Task statement: Send back the entries below exactly as they appear.

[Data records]
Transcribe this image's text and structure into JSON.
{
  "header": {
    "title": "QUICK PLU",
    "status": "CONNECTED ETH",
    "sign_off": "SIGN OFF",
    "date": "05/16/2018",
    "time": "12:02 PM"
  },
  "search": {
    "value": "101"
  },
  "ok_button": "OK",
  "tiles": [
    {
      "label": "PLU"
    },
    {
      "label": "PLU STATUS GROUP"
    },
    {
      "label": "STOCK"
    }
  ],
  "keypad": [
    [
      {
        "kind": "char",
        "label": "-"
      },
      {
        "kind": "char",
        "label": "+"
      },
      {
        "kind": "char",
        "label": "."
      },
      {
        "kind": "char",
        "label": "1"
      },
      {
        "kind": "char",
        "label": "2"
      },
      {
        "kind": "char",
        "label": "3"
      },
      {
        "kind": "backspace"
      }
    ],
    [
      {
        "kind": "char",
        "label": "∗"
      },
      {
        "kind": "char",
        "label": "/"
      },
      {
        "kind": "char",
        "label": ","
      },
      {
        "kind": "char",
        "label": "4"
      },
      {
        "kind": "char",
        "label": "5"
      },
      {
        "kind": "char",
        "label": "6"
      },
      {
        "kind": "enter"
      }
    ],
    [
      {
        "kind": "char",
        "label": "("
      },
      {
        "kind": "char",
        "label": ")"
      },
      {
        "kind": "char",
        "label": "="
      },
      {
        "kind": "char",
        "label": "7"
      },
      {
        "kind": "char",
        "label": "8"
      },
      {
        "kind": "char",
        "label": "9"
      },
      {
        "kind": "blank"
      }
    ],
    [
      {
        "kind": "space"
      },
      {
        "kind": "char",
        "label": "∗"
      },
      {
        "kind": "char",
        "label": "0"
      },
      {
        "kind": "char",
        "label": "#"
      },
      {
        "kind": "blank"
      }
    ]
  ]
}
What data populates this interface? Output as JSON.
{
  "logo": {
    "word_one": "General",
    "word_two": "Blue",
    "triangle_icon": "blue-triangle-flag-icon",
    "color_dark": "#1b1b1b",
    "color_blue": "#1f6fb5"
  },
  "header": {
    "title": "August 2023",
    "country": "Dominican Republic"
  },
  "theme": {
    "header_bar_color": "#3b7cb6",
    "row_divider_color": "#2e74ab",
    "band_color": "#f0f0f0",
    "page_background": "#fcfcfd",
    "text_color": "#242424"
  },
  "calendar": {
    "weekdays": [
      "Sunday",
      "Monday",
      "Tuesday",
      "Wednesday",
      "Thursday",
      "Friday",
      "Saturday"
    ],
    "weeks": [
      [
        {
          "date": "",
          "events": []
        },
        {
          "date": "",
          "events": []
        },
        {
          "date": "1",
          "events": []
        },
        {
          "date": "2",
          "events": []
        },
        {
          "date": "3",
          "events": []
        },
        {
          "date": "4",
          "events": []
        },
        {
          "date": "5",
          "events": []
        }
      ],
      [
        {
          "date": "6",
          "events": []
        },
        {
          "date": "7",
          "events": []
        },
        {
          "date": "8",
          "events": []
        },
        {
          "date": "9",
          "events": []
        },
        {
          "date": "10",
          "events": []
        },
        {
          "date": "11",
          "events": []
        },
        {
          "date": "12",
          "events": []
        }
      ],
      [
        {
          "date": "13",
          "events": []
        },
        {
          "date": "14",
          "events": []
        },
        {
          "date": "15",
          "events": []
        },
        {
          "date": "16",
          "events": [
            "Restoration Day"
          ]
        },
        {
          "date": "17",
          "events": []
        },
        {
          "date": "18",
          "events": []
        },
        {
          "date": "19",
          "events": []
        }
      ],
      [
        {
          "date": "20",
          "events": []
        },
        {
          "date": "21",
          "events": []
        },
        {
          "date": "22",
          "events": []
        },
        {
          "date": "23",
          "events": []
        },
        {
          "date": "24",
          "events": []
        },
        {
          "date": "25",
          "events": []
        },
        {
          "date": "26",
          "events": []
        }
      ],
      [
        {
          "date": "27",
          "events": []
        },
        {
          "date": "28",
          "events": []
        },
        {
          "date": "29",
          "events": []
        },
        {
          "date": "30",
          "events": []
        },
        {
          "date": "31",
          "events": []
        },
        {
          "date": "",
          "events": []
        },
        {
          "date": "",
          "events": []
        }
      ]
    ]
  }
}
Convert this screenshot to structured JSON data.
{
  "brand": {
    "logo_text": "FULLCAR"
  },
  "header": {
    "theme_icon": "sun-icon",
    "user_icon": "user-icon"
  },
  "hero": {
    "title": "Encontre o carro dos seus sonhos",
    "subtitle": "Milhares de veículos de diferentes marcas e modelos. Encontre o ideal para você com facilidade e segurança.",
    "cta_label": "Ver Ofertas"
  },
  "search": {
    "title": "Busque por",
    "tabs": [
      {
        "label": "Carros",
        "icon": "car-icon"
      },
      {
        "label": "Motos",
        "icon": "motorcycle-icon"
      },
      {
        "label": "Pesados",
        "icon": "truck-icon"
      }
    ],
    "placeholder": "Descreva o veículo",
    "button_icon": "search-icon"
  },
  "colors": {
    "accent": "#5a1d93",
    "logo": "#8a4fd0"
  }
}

The response:
Transcribe this image's text and structure into JSON.
{
  "header": {
    "title": "QUICK PLU",
    "status": "CONNECTED ETH",
    "sign_off": "SIGN OFF",
    "date": "05/16/2018",
    "time": "12:02 PM"
  },
  "search": {
    "value": "101"
  },
  "ok_button": "OK",
  "tiles": [
    {
      "label": "PLU"
    },
    {
      "label": "PLU STATUS GROUP"
    },
    {
      "label": "STOCK"
    }
  ],
  "keypad": [
    [
      {
        "kind": "char",
        "label": "-"
      },
      {
        "kind": "char",
        "label": "+"
      },
      {
        "kind": "char",
        "label": "."
      },
      {
        "kind": "char",
        "label": "1"
      },
      {
        "kind": "char",
        "label": "2"
      },
      {
        "kind": "char",
        "label": "3"
      },
      {
        "kind": "backspace"
      }
    ],
    [
      {
        "kind": "char",
        "label": "∗"
      },
      {
        "kind": "char",
        "label": "/"
      },
      {
        "kind": "char",
        "label": ","
      },
      {
        "kind": "char",
        "label": "4"
      },
      {
        "kind": "char",
        "label": "5"
      },
      {
        "kind": "char",
        "label": "6"
      },
      {
        "kind": "enter"
      }
    ],
    [
      {
        "kind": "char",
        "label": "("
      },
      {
        "kind": "char",
        "label": ")"
      },
      {
        "kind": "char",
        "label": "="
      },
      {
        "kind": "char",
        "label": "7"
      },
      {
        "kind": "char",
        "label": "8"
      },
      {
        "kind": "char",
        "label": "9"
      },
      {
        "kind": "blank"
      }
    ],
    [
      {
        "kind": "space"
      },
      {
        "kind": "char",
        "label": "∗"
      },
      {
        "kind": "char",
        "label": "0"
      },
      {
        "kind": "char",
        "label": "#"
      },
      {
        "kind": "blank"
      }
    ]
  ]
}
What data populates this interface? Output as JSON.
{
  "logo": {
    "word_one": "General",
    "word_two": "Blue",
    "triangle_icon": "blue-triangle-flag-icon",
    "color_dark": "#1b1b1b",
    "color_blue": "#1f6fb5"
  },
  "header": {
    "title": "August 2023",
    "country": "Dominican Republic"
  },
  "theme": {
    "header_bar_color": "#3b7cb6",
    "row_divider_color": "#2e74ab",
    "band_color": "#f0f0f0",
    "page_background": "#fcfcfd",
    "text_color": "#242424"
  },
  "calendar": {
    "weekdays": [
      "Sunday",
      "Monday",
      "Tuesday",
      "Wednesday",
      "Thursday",
      "Friday",
      "Saturday"
    ],
    "weeks": [
      [
        {
          "date": "",
          "events": []
        },
        {
          "date": "",
          "events": []
        },
        {
          "date": "1",
          "events": []
        },
        {
          "date": "2",
          "events": []
        },
        {
          "date": "3",
          "events": []
        },
        {
          "date": "4",
          "events": []
        },
        {
          "date": "5",
          "events": []
        }
      ],
      [
        {
          "date": "6",
          "events": []
        },
        {
          "date": "7",
          "events": []
        },
        {
          "date": "8",
          "events": []
        },
        {
          "date": "9",
          "events": []
        },
        {
          "date": "10",
          "events": []
        },
        {
          "date": "11",
          "events": []
        },
        {
          "date": "12",
          "events": []
        }
      ],
      [
        {
          "date": "13",
          "events": []
        },
        {
          "date": "14",
          "events": []
        },
        {
          "date": "15",
          "events": []
        },
        {
          "date": "16",
          "events": [
            "Restoration Day"
          ]
        },
        {
          "date": "17",
          "events": []
        },
        {
          "date": "18",
          "events": []
        },
        {
          "date": "19",
          "events": []
        }
      ],
      [
        {
          "date": "20",
          "events": []
        },
        {
          "date": "21",
          "events": []
        },
        {
          "date": "22",
          "events": []
        },
        {
          "date": "23",
          "events": []
        },
        {
          "date": "24",
          "events": []
        },
        {
          "date": "25",
          "events": []
        },
        {
          "date": "26",
          "events": []
        }
      ],
      [
        {
          "date": "27",
          "events": []
        },
        {
          "date": "28",
          "events": []
        },
        {
          "date": "29",
          "events": []
        },
        {
          "date": "30",
          "events": []
        },
        {
          "date": "31",
          "events": []
        },
        {
          "date": "",
          "events": []
        },
        {
          "date": "",
          "events": []
        }
      ]
    ]
  }
}
Convert this screenshot to structured JSON data.
{
  "brand": {
    "logo_text": "FULLCAR"
  },
  "header": {
    "theme_icon": "sun-icon",
    "user_icon": "user-icon"
  },
  "hero": {
    "title": "Encontre o carro dos seus sonhos",
    "subtitle": "Milhares de veículos de diferentes marcas e modelos. Encontre o ideal para você com facilidade e segurança.",
    "cta_label": "Ver Ofertas"
  },
  "search": {
    "title": "Busque por",
    "tabs": [
      {
        "label": "Carros",
        "icon": "car-icon"
      },
      {
        "label": "Motos",
        "icon": "motorcycle-icon"
      },
      {
        "label": "Pesados",
        "icon": "truck-icon"
      }
    ],
    "placeholder": "Descreva o veículo",
    "button_icon": "search-icon"
  },
  "colors": {
    "accent": "#5a1d93",
    "logo": "#8a4fd0"
  }
}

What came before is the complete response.